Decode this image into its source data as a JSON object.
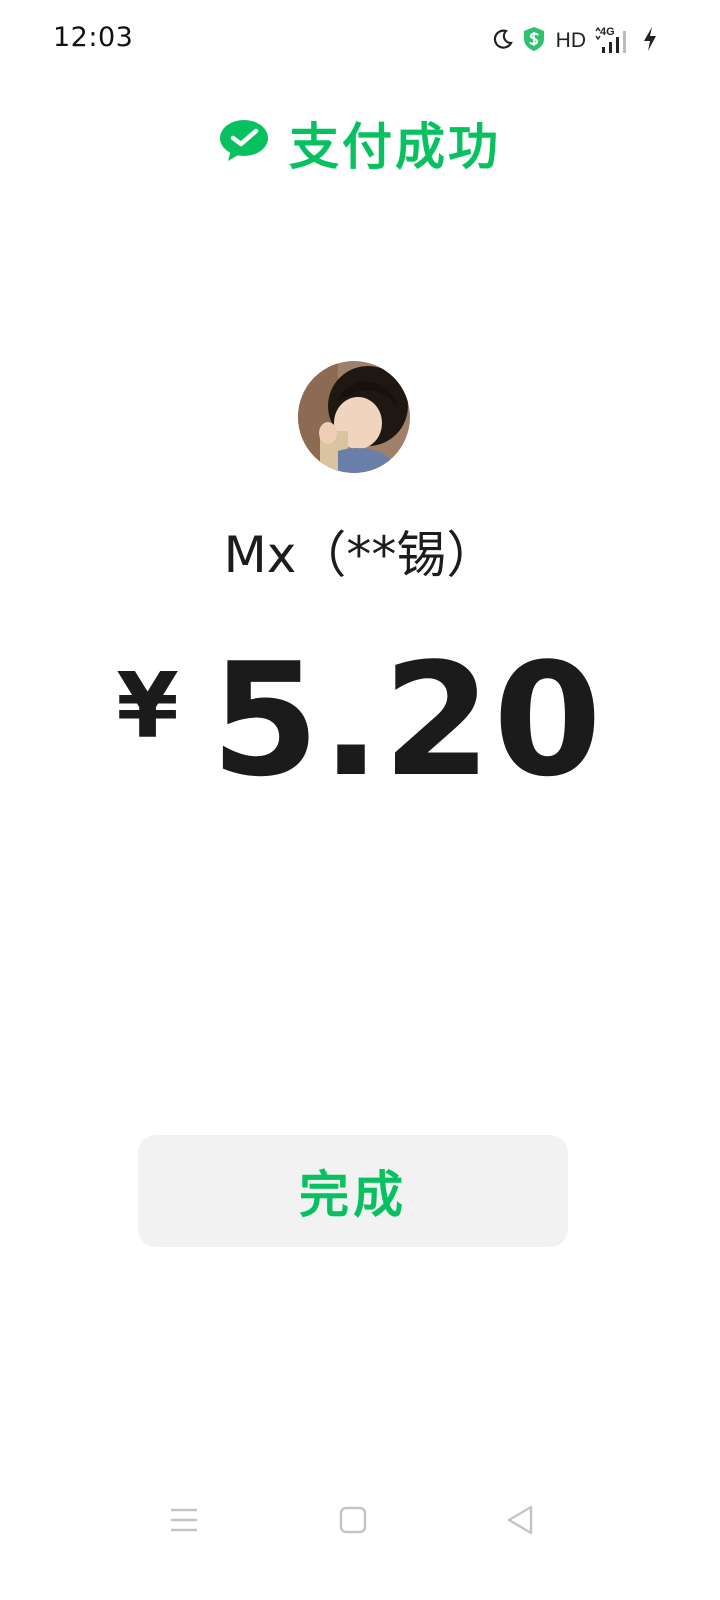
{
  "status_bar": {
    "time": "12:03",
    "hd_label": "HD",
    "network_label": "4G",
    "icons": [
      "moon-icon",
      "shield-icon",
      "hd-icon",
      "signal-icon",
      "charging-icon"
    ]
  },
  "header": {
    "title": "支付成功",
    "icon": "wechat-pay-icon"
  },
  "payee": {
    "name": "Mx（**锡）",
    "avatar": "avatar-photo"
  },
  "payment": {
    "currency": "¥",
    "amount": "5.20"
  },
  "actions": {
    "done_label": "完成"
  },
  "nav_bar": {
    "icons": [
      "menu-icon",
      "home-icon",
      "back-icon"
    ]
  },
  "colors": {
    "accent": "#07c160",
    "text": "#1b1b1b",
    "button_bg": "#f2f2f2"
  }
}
--------
Written instruction: Repeat the data exactly in full, omitting its pictures.

Solution for this task:
Decode this image into its source data as a JSON object.
{
  "status_bar": {
    "time": "12:03",
    "hd_label": "HD",
    "network_label": "4G",
    "icons": [
      "moon-icon",
      "shield-icon",
      "hd-icon",
      "signal-icon",
      "charging-icon"
    ]
  },
  "header": {
    "title": "支付成功",
    "icon": "wechat-pay-icon"
  },
  "payee": {
    "name": "Mx（**锡）",
    "avatar": "avatar-photo"
  },
  "payment": {
    "currency": "¥",
    "amount": "5.20"
  },
  "actions": {
    "done_label": "完成"
  },
  "nav_bar": {
    "icons": [
      "menu-icon",
      "home-icon",
      "back-icon"
    ]
  },
  "colors": {
    "accent": "#07c160",
    "text": "#1b1b1b",
    "button_bg": "#f2f2f2"
  }
}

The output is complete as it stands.